## WORK REQUIRED
Copy the records that follow exactly as written, but not their pictures.

## DATA EXCERPTS
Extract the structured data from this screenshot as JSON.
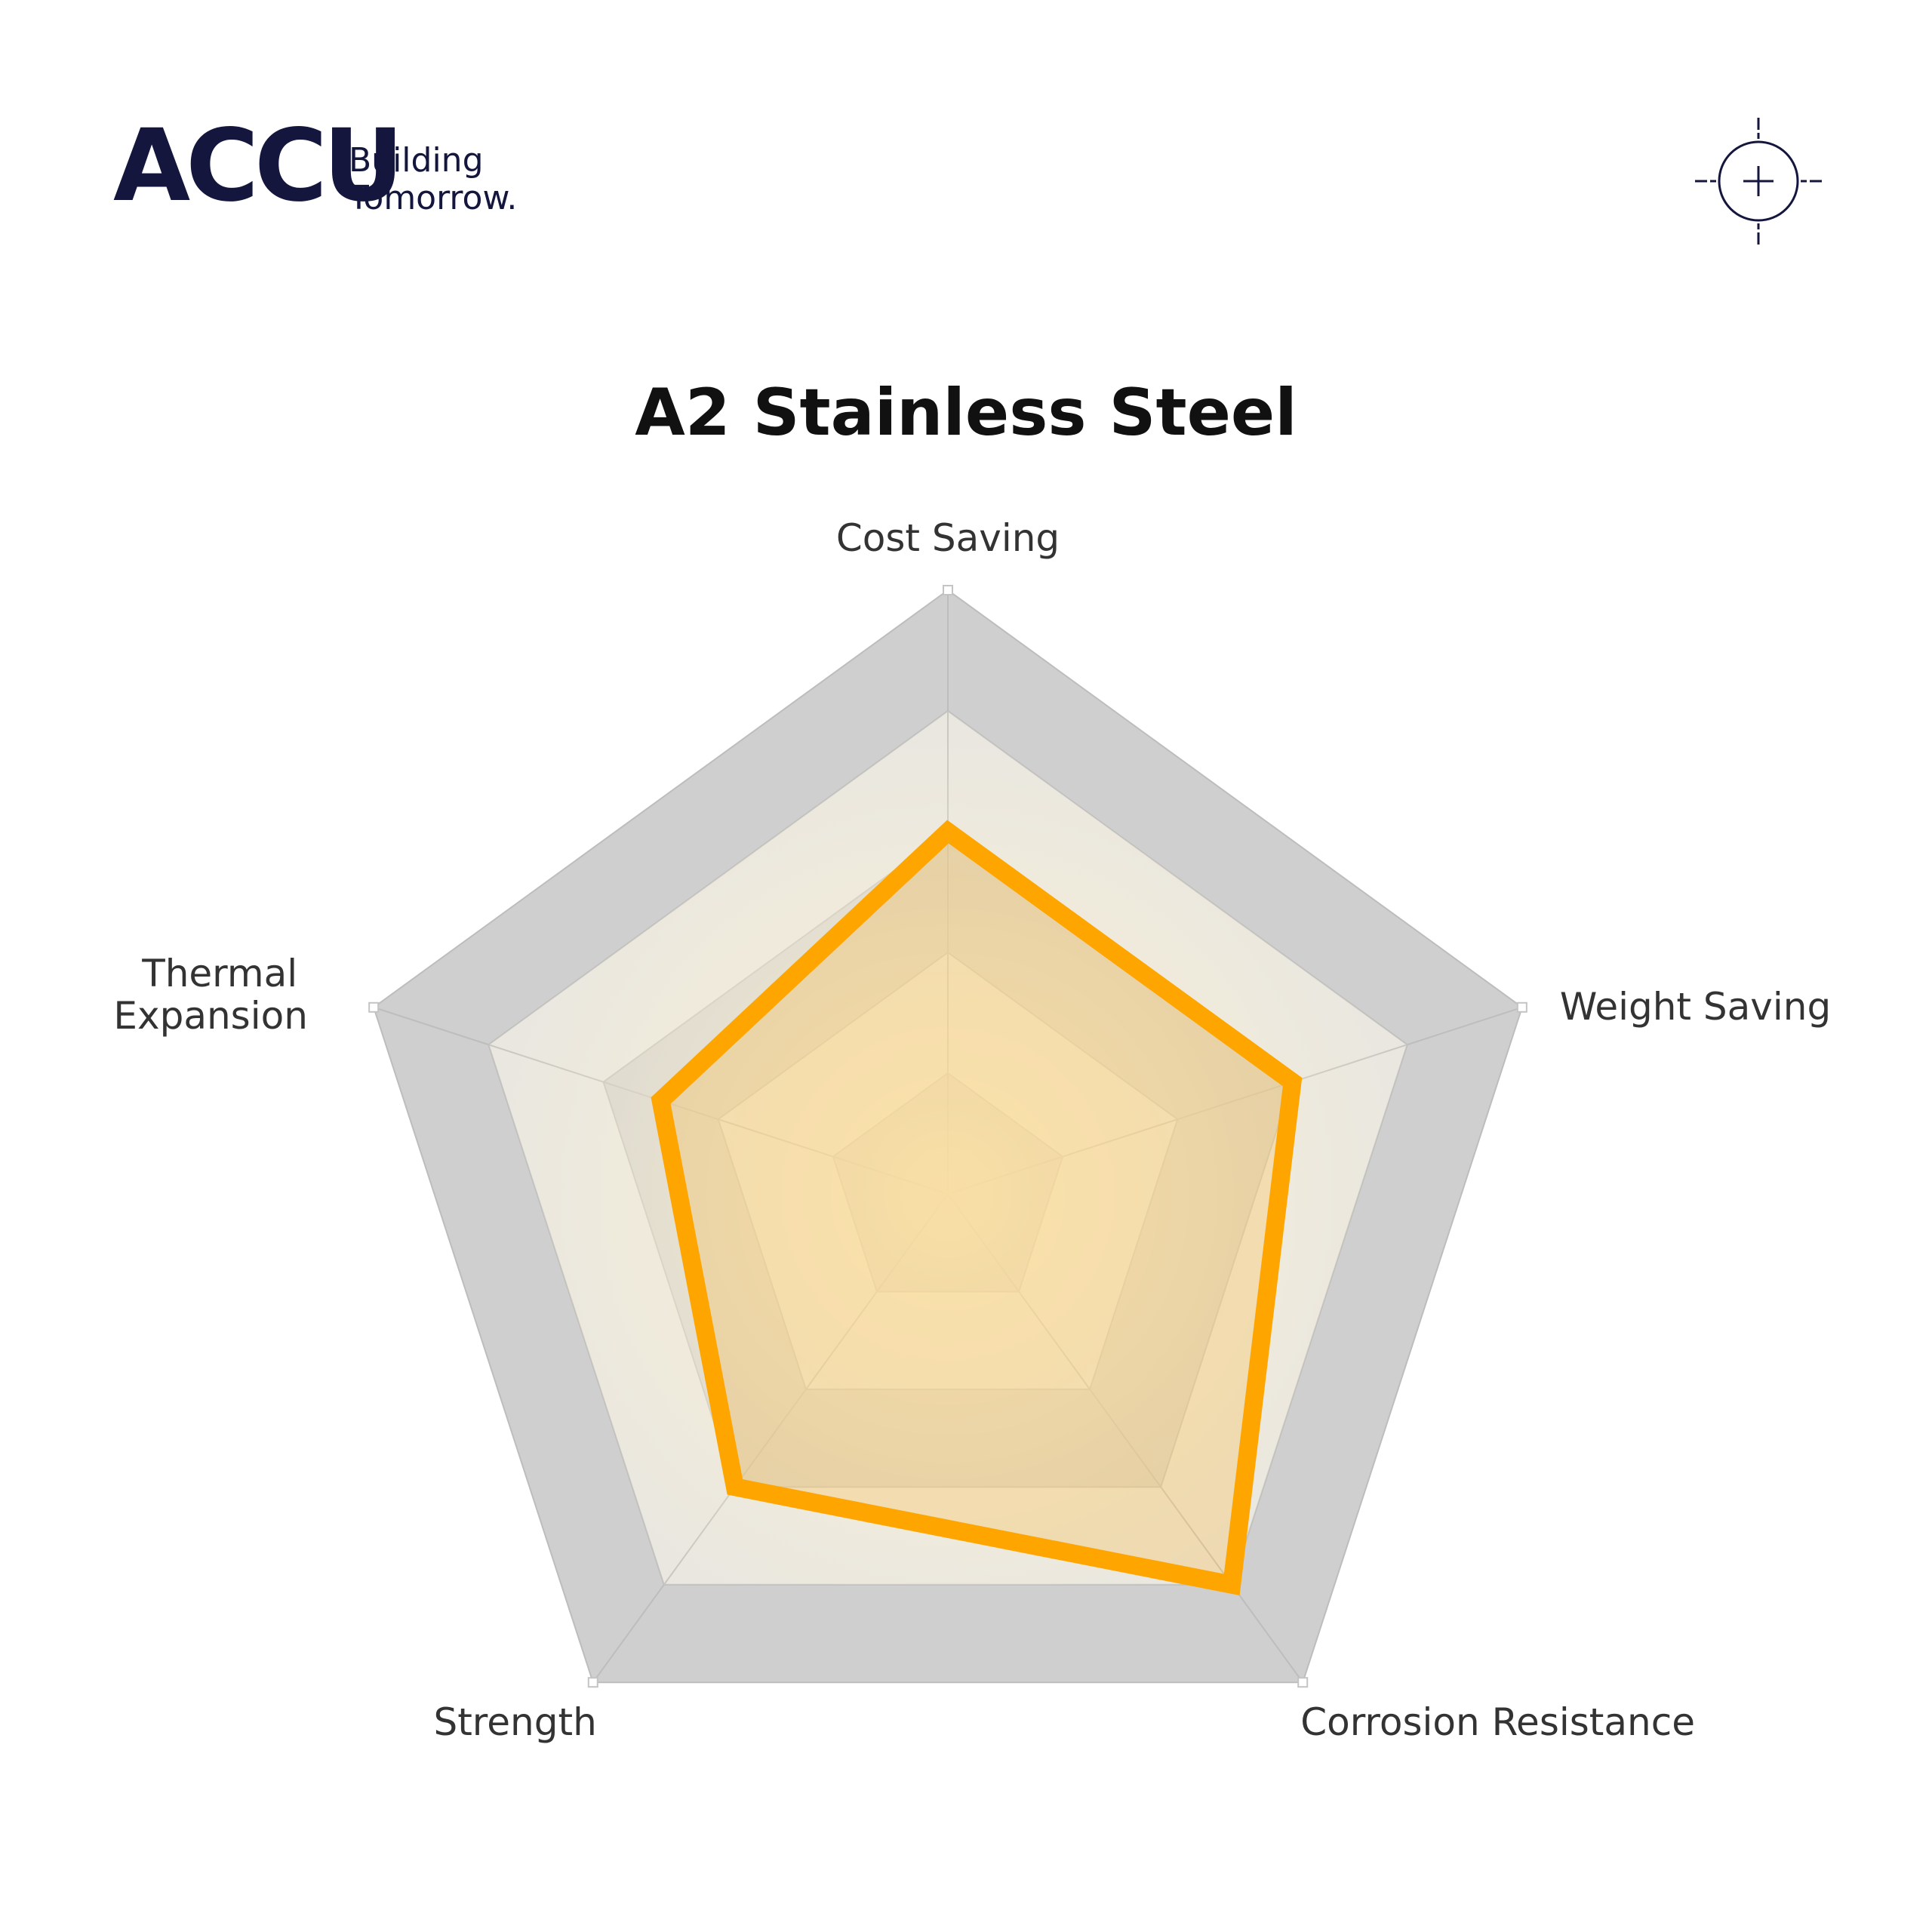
{
  "brand": {
    "logo_text": "ACCU",
    "tagline_line1": "Building",
    "tagline_line2": "Tomorrow.",
    "color": "#14163d"
  },
  "header_icon": "crosshair-icon",
  "chart_data": {
    "type": "radar",
    "title": "A2 Stainless Steel",
    "axes": [
      "Cost Saving",
      "Weight Saving",
      "Corrosion Resistance",
      "Strength",
      "Thermal Expansion"
    ],
    "scale_levels": 5,
    "range": [
      0,
      5
    ],
    "series": [
      {
        "values": [
          3,
          3,
          4,
          3,
          2.5
        ],
        "color": "#ffa500"
      }
    ],
    "grid_colors": [
      "#cfcfcf",
      "#e4e4e4"
    ]
  }
}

## RIGHT ANSWER
Extract the structured data from this screenshot as JSON.
{
  "brand": {
    "logo_text": "ACCU",
    "tagline_line1": "Building",
    "tagline_line2": "Tomorrow.",
    "color": "#14163d"
  },
  "header_icon": "crosshair-icon",
  "chart_data": {
    "type": "radar",
    "title": "A2 Stainless Steel",
    "axes": [
      "Cost Saving",
      "Weight Saving",
      "Corrosion Resistance",
      "Strength",
      "Thermal Expansion"
    ],
    "scale_levels": 5,
    "range": [
      0,
      5
    ],
    "series": [
      {
        "values": [
          3,
          3,
          4,
          3,
          2.5
        ],
        "color": "#ffa500"
      }
    ],
    "grid_colors": [
      "#cfcfcf",
      "#e4e4e4"
    ]
  }
}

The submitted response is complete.